Aim of the exercise.
Say how many lines contain the word "revoluciones" and give no other text.

Given data.
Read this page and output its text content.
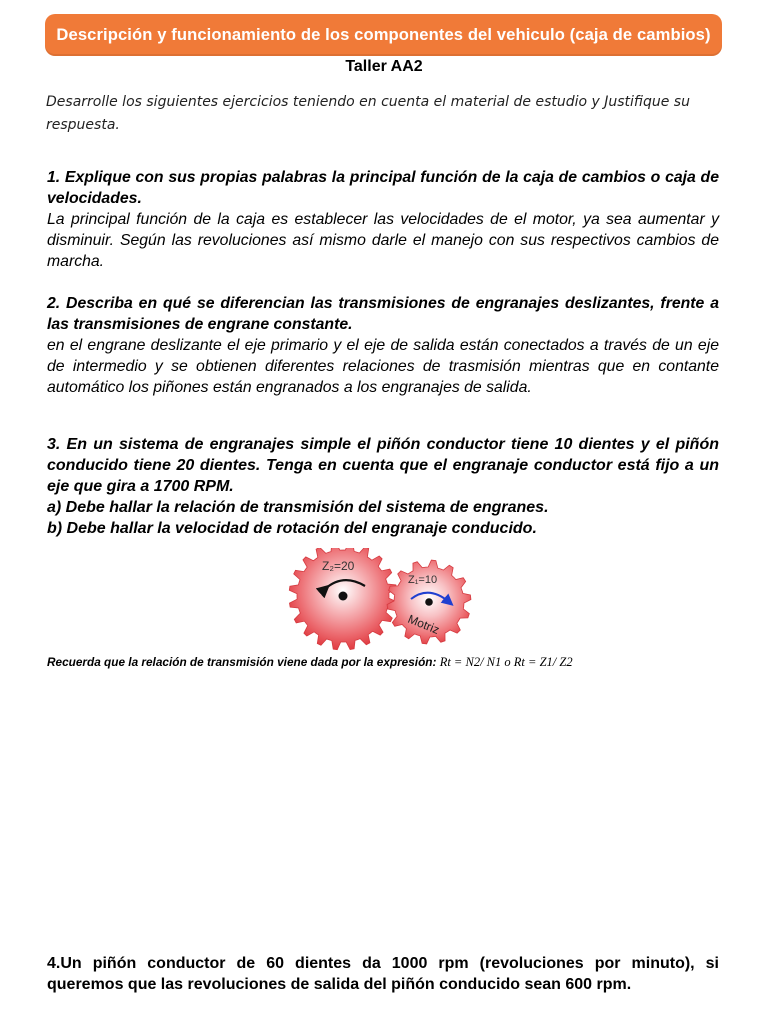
Descripción y funcionamiento de los componentes del vehiculo (caja de cambios)
Taller AA2
Desarrolle los siguientes ejercicios teniendo en cuenta el material de estudio y Justifique su respuesta.
1. Explique con sus propias palabras la principal función de la caja de cambios o caja de velocidades.
La principal función de la caja es establecer las velocidades de el motor, ya sea aumentar y disminuir. Según las revoluciones así mismo darle el manejo con sus respectivos cambios de marcha.
2. Describa en qué se diferencian las transmisiones de engranajes deslizantes, frente a las transmisiones de engrane constante.
en el engrane deslizante el eje primario y el eje de salida están conectados a través de un eje de intermedio y se obtienen diferentes relaciones de trasmisión mientras que en contante automático los piñones están engranados a los engranajes de salida.
3. En un sistema de engranajes simple el piñón conductor tiene 10 dientes y el piñón conducido tiene 20 dientes. Tenga en cuenta que el engranaje conductor está fijo a un eje que gira a 1700 RPM.
a) Debe hallar la relación de transmisión del sistema de engranes.
b) Debe hallar la velocidad de rotación del engranaje conducido.
Z₂=20
Z₁=10
Motriz
Recuerda que la relación de transmisión viene dada por la expresión: Rt = N2/ N1 o Rt = Z1/ Z2
4.Un piñón conductor de 60 dientes da 1000 rpm (revoluciones por minuto), si queremos que las revoluciones de salida del piñón conducido sean 600 rpm.
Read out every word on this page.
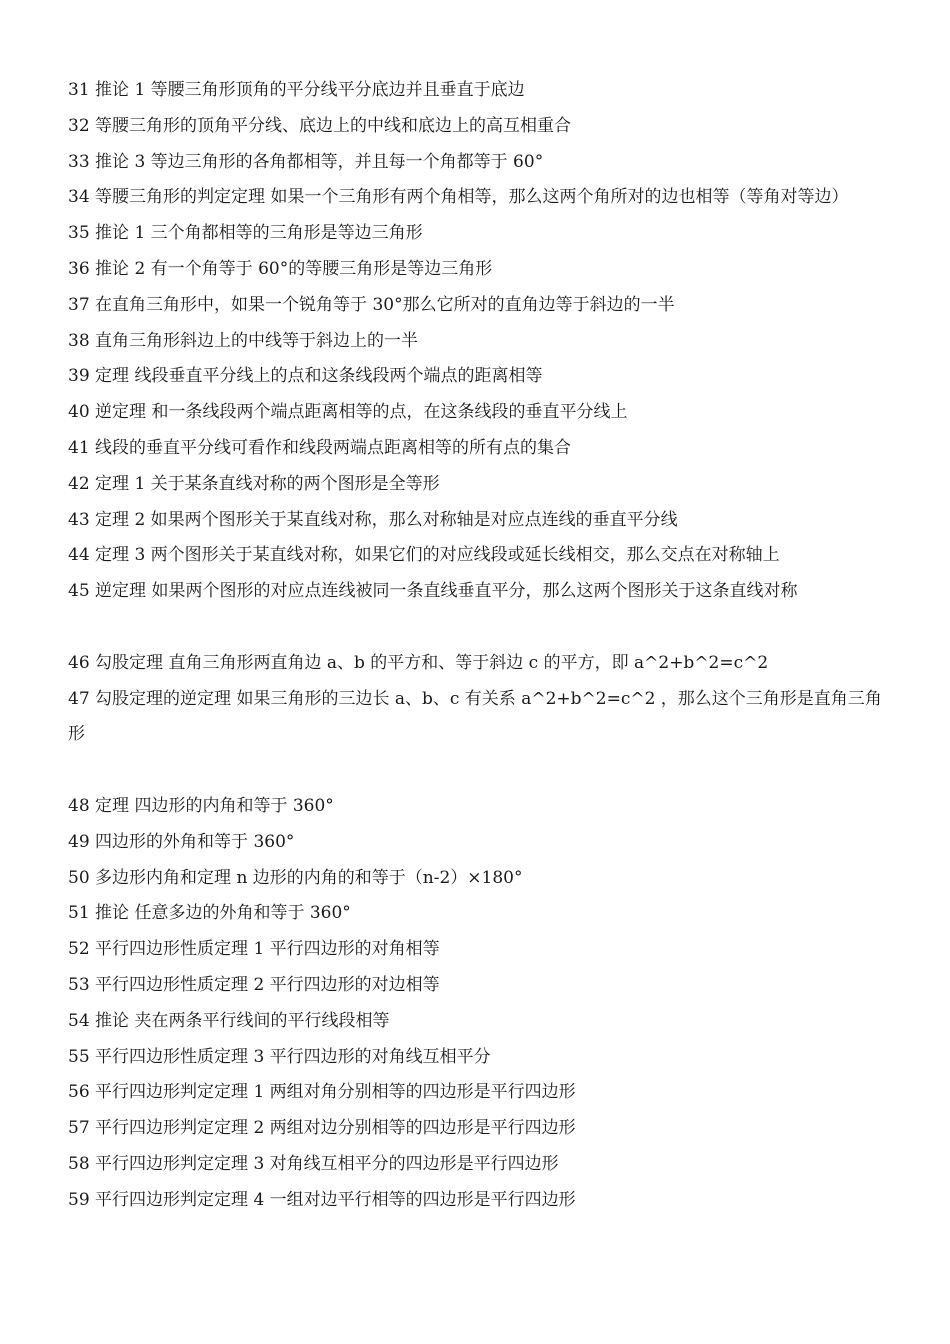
31 推论 1 等腰三角形顶角的平分线平分底边并且垂直于底边
32 等腰三角形的顶角平分线、底边上的中线和底边上的高互相重合
33 推论 3 等边三角形的各角都相等，并且每一个角都等于 60°
34 等腰三角形的判定定理 如果一个三角形有两个角相等，那么这两个角所对的边也相等（等角对等边）
35 推论 1 三个角都相等的三角形是等边三角形
36 推论 2 有一个角等于 60°的等腰三角形是等边三角形
37 在直角三角形中，如果一个锐角等于 30°那么它所对的直角边等于斜边的一半
38 直角三角形斜边上的中线等于斜边上的一半
39 定理 线段垂直平分线上的点和这条线段两个端点的距离相等
40 逆定理 和一条线段两个端点距离相等的点，在这条线段的垂直平分线上
41 线段的垂直平分线可看作和线段两端点距离相等的所有点的集合
42 定理 1 关于某条直线对称的两个图形是全等形
43 定理 2 如果两个图形关于某直线对称，那么对称轴是对应点连线的垂直平分线
44 定理 3 两个图形关于某直线对称，如果它们的对应线段或延长线相交，那么交点在对称轴上
45 逆定理 如果两个图形的对应点连线被同一条直线垂直平分，那么这两个图形关于这条直线对称
46 勾股定理 直角三角形两直角边 a、b 的平方和、等于斜边 c 的平方，即 a^2+b^2=c^2
47 勾股定理的逆定理 如果三角形的三边长 a、b、c 有关系 a^2+b^2=c^2 ，那么这个三角形是直角三角形
48 定理 四边形的内角和等于 360°
49 四边形的外角和等于 360°
50 多边形内角和定理 n 边形的内角的和等于（n-2）×180°
51 推论 任意多边的外角和等于 360°
52 平行四边形性质定理 1 平行四边形的对角相等
53 平行四边形性质定理 2 平行四边形的对边相等
54 推论 夹在两条平行线间的平行线段相等
55 平行四边形性质定理 3 平行四边形的对角线互相平分
56 平行四边形判定定理 1 两组对角分别相等的四边形是平行四边形
57 平行四边形判定定理 2 两组对边分别相等的四边形是平行四边形
58 平行四边形判定定理 3 对角线互相平分的四边形是平行四边形
59 平行四边形判定定理 4 一组对边平行相等的四边形是平行四边形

Full response.
2